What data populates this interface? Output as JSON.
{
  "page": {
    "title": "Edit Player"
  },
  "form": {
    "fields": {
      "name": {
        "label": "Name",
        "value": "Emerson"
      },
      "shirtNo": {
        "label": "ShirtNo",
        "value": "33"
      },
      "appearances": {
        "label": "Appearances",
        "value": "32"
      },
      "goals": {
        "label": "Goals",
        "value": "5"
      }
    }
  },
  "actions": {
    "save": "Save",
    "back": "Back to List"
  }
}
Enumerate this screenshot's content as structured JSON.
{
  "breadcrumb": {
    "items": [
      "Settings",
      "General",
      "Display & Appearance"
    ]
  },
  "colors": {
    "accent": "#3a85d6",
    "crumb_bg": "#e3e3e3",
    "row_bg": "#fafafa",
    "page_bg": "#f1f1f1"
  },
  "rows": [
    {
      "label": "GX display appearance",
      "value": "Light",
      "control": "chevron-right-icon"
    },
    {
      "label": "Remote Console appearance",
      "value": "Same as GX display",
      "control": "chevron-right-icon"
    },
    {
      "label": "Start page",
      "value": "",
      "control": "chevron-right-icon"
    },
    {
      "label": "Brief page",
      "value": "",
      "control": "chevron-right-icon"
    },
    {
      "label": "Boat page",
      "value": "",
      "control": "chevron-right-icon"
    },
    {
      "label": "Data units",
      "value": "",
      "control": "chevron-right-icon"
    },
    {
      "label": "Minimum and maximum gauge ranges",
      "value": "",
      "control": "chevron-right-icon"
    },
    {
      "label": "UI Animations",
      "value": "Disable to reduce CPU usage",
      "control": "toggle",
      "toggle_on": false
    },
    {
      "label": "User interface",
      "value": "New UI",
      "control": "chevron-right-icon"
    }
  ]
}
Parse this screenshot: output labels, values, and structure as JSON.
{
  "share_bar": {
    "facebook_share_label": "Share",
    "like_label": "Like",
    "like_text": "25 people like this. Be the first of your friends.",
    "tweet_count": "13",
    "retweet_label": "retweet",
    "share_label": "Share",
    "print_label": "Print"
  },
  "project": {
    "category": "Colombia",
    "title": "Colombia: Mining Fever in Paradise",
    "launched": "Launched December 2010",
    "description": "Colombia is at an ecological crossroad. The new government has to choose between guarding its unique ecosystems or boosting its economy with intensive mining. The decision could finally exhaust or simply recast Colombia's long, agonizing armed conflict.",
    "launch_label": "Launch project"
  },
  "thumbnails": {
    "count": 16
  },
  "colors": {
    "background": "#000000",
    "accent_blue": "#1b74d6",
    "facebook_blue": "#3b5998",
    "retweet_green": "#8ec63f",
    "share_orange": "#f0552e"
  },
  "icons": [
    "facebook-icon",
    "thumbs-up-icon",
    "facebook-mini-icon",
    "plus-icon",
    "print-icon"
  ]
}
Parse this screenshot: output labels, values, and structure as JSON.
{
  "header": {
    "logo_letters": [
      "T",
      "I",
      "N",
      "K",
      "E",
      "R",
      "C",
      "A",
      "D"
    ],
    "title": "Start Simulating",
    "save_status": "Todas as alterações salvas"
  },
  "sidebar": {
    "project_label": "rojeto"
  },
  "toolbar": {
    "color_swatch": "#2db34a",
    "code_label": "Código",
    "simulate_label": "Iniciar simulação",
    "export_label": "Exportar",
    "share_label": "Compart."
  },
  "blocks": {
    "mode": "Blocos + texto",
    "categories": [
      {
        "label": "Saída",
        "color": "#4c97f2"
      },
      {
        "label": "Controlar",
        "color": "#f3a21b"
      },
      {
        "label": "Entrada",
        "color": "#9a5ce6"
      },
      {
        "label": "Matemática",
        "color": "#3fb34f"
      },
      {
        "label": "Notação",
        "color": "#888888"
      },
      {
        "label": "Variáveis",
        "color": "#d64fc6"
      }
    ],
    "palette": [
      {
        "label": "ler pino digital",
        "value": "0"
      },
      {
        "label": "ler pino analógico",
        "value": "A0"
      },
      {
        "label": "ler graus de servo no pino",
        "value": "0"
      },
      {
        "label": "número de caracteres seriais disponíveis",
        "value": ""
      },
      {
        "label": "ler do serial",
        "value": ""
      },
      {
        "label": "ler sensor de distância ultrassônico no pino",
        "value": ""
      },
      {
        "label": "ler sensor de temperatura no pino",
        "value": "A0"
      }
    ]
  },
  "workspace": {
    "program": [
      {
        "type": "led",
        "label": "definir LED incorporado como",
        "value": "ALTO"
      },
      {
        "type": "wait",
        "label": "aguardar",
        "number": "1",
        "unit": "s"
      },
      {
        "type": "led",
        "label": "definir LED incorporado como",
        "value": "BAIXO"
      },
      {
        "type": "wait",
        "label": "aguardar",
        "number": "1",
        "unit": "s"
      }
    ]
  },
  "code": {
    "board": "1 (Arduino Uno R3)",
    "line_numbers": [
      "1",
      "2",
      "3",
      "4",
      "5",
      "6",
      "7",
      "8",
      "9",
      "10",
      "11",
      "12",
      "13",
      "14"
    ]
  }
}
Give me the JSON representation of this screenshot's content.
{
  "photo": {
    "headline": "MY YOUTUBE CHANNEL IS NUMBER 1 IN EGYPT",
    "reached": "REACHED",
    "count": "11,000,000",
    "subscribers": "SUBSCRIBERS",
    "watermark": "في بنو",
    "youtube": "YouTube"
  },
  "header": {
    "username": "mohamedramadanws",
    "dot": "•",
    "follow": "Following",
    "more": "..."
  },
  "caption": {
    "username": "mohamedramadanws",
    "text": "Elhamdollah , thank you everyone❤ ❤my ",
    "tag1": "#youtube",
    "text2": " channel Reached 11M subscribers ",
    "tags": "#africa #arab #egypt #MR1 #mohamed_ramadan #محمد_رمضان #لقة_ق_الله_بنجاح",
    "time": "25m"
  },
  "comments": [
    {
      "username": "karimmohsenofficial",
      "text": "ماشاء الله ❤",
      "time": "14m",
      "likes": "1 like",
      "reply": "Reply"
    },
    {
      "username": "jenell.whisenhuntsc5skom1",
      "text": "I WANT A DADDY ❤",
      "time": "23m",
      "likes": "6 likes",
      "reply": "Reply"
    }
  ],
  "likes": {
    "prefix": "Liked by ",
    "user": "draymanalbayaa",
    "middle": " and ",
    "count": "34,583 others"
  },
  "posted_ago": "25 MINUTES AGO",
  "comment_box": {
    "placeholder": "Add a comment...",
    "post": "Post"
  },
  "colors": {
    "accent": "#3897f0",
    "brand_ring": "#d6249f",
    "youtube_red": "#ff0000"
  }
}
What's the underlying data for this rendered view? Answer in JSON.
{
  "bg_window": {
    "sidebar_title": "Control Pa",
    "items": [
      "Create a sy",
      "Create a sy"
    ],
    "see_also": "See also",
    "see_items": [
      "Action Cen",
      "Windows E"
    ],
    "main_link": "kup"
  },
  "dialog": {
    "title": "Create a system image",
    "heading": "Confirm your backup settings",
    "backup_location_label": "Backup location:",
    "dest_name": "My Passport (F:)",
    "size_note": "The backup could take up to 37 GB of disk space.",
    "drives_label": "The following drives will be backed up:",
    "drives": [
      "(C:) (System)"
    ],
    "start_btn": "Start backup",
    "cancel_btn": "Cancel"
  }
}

== == ==

Exercise task: Determine the number of lines in the records that include the string "subscribers", and respond with that number only.

Answer for the task: 2